### REQUIREMENT
Extract all lines containing "color".

===== DATA SHOWN =====

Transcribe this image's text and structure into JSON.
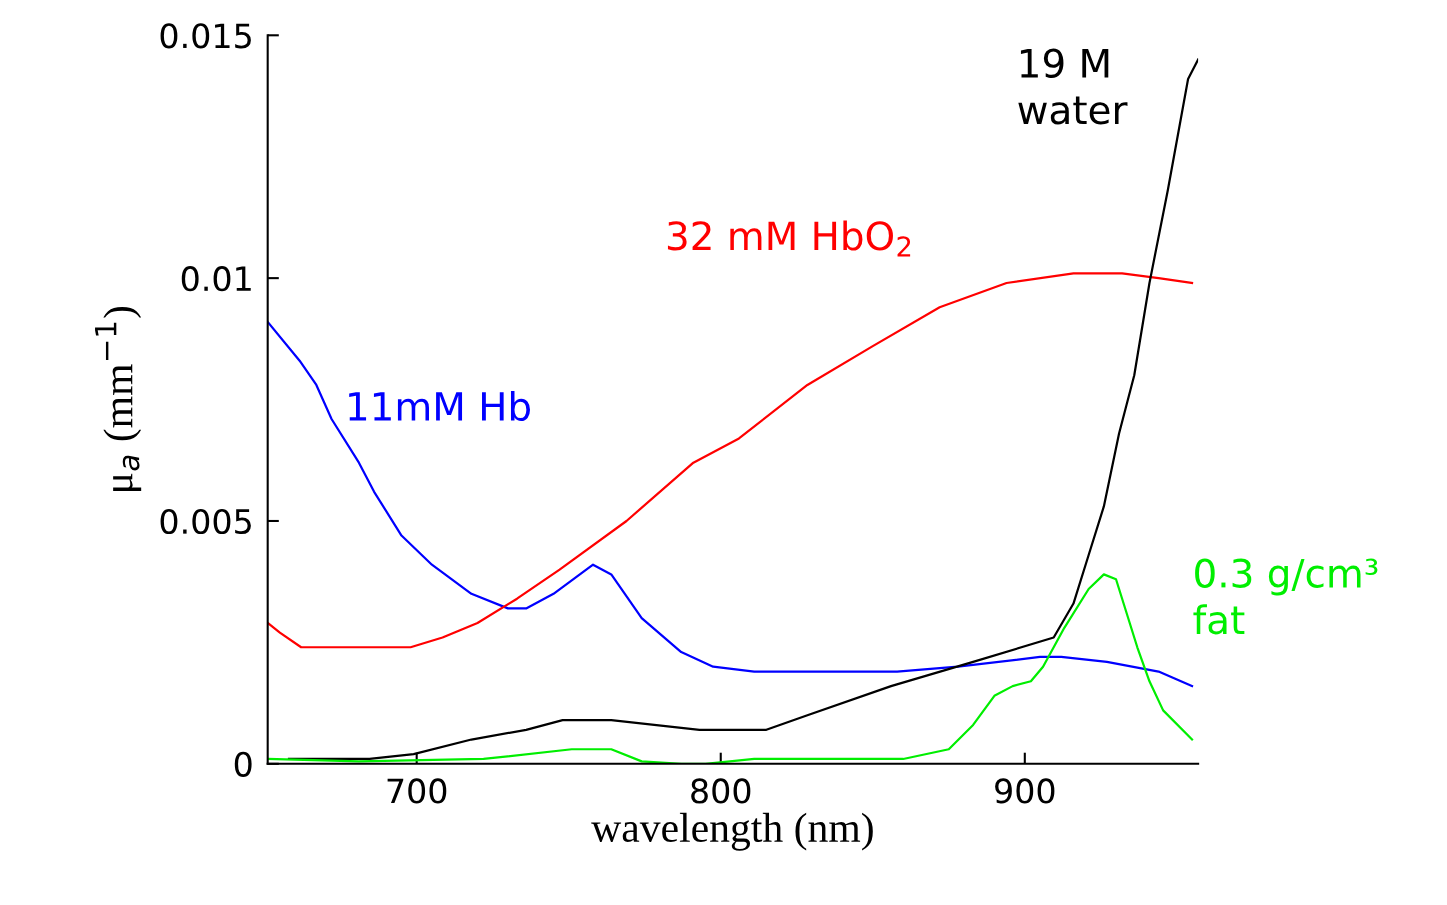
{
  "chart_data": {
    "type": "line",
    "xlabel": "wavelength (nm)",
    "ylabel": "μ$_{a}$ (mm$^{−1}$)",
    "xlim": [
      651,
      957
    ],
    "xticks": [
      700,
      800,
      900
    ],
    "ylim": [
      0,
      0.015
    ],
    "yticks": [
      0,
      0.005,
      0.01,
      0.015
    ],
    "grid": false,
    "legend": false,
    "series": [
      {
        "name": "11mM Hb",
        "color": "#0000ff",
        "x": [
          651,
          661.5,
          667,
          672,
          681,
          686,
          695,
          705,
          718,
          730,
          736,
          745,
          758,
          764,
          774,
          787,
          797.5,
          811,
          813,
          858,
          878,
          905,
          912,
          927,
          944,
          955
        ],
        "values": [
          0.0091,
          0.0083,
          0.0078,
          0.0071,
          0.0062,
          0.0056,
          0.0047,
          0.0041,
          0.0035,
          0.0032,
          0.0032,
          0.0035,
          0.0041,
          0.0039,
          0.003,
          0.0023,
          0.002,
          0.0019,
          0.0019,
          0.0019,
          0.002,
          0.0022,
          0.0022,
          0.0021,
          0.0019,
          0.0016
        ]
      },
      {
        "name": "32 mM HbO$_{2}$",
        "color": "#ff0000",
        "x": [
          651,
          655,
          662,
          684.5,
          698,
          708.5,
          720,
          733,
          747,
          769,
          791,
          806,
          828.5,
          850,
          872,
          894,
          916,
          932,
          944,
          955
        ],
        "values": [
          0.0029,
          0.0027,
          0.0024,
          0.0024,
          0.0024,
          0.0026,
          0.0029,
          0.0034,
          0.004,
          0.005,
          0.0062,
          0.0067,
          0.0078,
          0.0086,
          0.0094,
          0.0099,
          0.0101,
          0.0101,
          0.01,
          0.0099
        ]
      },
      {
        "name": "19 M\nwater",
        "color": "#000000",
        "x": [
          658,
          684.5,
          699,
          718,
          736,
          748,
          764,
          793,
          815,
          828.5,
          856,
          883,
          909.5,
          916,
          921,
          926,
          931,
          936,
          941,
          947,
          953.7,
          957
        ],
        "values": [
          0.0001,
          0.0001,
          0.0002,
          0.0005,
          0.0007,
          0.0009,
          0.0009,
          0.0007,
          0.0007,
          0.001,
          0.0016,
          0.0021,
          0.0026,
          0.0033,
          0.0043,
          0.0053,
          0.0068,
          0.008,
          0.0099,
          0.0118,
          0.0141,
          0.0145
        ]
      },
      {
        "name": "0.3 g/cm³\nfat",
        "color": "#00ee00",
        "x": [
          651,
          681,
          722,
          751,
          764,
          774,
          787,
          795,
          811,
          823,
          860,
          875,
          883,
          890,
          896,
          902,
          906,
          913,
          921,
          926,
          930,
          937,
          941,
          945.5,
          955
        ],
        "values": [
          0.0001,
          5e-05,
          0.0001,
          0.0003,
          0.0003,
          5e-05,
          0,
          0,
          0.0001,
          0.0001,
          0.0001,
          0.0003,
          0.0008,
          0.0014,
          0.0016,
          0.0017,
          0.002,
          0.0028,
          0.0036,
          0.0039,
          0.0038,
          0.0024,
          0.0017,
          0.0011,
          0.0005
        ]
      }
    ]
  }
}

=====

### SOLUTION TO THIS EXERCISE
        "color": "#0000ff",
        "color": "#ff0000",
        "color": "#000000",
        "color": "#00ee00",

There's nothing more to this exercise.